### Zu erledigende Aufgabe
Aktualisiere den Textauszug über die Installation I AM IN YOU: Gib ihn beginnend bei "I AM IN YOU" und endend bei "Sphärenklang und Höllenlärm." erneut wieder und setze dabei "Geigenspiel" an die Stelle von "Klavierspiel".

### Textauszug
I AM IN YOU ist eine dreiteilige Produktion aus diesem Jahr, die Aitken in S-Form auf fünf Projektionsflächen in einem abgedunkelten Raum inszeniert hat. "I like to run and not slow down. I like to see and look", raunt das Mädchen in Rot und starrt die BesucherInnen riesig vergrößert an. Ihre Iris wird Minuten später über die fünf Flächen verteilt den ganzen Raum ausfüllen. Zu einem geflüsterten "You got to be sharp" waren zuvor Loops von verschiedenen Hand-Spielen zu sehen, außerdem rückwärtslaufende Bilder von Flugzeugen, vom Lenkrad eines Autos, von badenden Kindern. Lauter Unschärfen. Dazwischen geschnitten ist immer wieder eine flüchtige Sequenz von Konstruktionsrahmen. Der Sound wechselt zwischen knisternder Stille, Klavierspiel, technischem Sphärenklang und Höllenlärm.

Man befindet sich mitten in einem durch und durch suggestiven Bildfeld. Alles dreht sich um Verführung, um das Geheimnis des Blicks und die Konstruktion von Bildern. Aitken führt uns in ihre Untiefen, in Bilder hinter Bildern, vor immer neue Bildschirme. Doch es geht um mehr als um Wahrnehmungsillustration. Das Abschlag-Spiel der Hände füllt jetzt den ganzen Raum. Das Mädchen spielt es auf die unsichtbare Trennwand zwischen uns und ihr. Schnitt. Sie spielt mit einem Gefährten, der hinter einem weiteren Bildschirm steht. Die Realität wird geschichtet. Es ist nicht länger zu entscheiden, welche der Ebenen realer ist. Fest steht nur, dass für das, was hinzukommt, zuvor etwas verlassen wurde. "You can't stop", flüstert die Kleine ein weiteres Mal.

### Bereitgestellte Angaben
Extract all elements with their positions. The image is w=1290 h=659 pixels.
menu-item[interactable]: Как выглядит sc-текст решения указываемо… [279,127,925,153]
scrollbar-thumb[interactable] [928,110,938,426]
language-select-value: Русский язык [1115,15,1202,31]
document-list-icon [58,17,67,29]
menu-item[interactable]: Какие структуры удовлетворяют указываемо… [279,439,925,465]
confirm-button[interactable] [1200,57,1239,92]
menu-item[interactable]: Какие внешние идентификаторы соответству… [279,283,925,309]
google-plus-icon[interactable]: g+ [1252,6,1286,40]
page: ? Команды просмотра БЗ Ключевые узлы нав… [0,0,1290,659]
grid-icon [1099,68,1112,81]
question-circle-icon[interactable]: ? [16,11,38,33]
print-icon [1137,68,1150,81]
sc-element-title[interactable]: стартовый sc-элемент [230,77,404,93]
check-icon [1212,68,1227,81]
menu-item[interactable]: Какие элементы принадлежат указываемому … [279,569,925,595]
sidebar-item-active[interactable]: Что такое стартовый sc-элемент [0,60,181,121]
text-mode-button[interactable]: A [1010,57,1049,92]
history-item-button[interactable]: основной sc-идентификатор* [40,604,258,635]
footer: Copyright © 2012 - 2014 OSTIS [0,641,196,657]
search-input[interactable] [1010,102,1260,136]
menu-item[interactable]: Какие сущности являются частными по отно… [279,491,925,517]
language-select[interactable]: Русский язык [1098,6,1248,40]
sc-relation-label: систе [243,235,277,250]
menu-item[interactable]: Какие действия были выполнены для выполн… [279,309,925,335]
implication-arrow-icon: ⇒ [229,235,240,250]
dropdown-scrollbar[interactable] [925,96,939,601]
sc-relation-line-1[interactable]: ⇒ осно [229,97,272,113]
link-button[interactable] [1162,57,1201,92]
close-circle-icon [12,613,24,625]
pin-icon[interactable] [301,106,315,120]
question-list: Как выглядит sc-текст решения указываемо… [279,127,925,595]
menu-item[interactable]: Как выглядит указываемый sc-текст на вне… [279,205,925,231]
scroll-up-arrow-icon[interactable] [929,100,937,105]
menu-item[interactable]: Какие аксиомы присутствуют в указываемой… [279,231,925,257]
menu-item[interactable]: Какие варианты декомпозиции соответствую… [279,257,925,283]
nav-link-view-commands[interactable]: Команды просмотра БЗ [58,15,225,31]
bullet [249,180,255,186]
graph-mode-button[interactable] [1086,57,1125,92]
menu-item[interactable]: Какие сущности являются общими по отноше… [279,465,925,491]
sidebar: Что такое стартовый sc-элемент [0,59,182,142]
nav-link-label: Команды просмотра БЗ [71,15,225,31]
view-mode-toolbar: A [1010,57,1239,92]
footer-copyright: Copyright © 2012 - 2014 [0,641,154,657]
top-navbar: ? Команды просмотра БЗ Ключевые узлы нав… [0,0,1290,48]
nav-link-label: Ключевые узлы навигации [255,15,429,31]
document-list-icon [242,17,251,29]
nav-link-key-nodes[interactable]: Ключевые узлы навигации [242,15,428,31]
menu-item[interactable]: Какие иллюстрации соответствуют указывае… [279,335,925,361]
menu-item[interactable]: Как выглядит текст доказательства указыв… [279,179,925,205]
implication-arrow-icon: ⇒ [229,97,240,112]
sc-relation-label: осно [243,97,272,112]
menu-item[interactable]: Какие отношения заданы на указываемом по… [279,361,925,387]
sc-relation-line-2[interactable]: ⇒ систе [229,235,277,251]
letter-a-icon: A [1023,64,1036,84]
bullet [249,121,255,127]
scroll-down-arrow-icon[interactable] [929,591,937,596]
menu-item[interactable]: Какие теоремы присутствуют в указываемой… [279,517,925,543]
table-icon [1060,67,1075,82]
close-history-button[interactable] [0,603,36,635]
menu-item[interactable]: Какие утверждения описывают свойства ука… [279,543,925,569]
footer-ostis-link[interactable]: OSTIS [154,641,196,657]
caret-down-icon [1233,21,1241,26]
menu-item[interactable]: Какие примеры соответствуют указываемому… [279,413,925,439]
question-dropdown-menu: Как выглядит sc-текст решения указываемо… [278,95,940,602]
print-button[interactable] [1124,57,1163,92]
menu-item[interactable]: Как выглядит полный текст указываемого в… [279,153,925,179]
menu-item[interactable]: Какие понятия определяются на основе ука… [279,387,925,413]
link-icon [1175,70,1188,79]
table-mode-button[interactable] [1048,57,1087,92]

### Lösung der Aufgabe
I AM IN YOU ist eine dreiteilige Produktion aus diesem Jahr, die Aitken in S-Form auf fünf Projektionsflächen in einem abgedunkelten Raum inszeniert hat. "I like to run and not slow down. I like to see and look", raunt das Mädchen in Rot und starrt die BesucherInnen riesig vergrößert an. Ihre Iris wird Minuten später über die fünf Flächen verteilt den ganzen Raum ausfüllen. Zu einem geflüsterten "You got to be sharp" waren zuvor Loops von verschiedenen Hand-Spielen zu sehen, außerdem rückwärtslaufende Bilder von Flugzeugen, vom Lenkrad eines Autos, von badenden Kindern. Lauter Unschärfen. Dazwischen geschnitten ist immer wieder eine flüchtige Sequenz von Konstruktionsrahmen. Der Sound wechselt zwischen knisternder Stille, Geigenspiel, technischem Sphärenklang und Höllenlärm.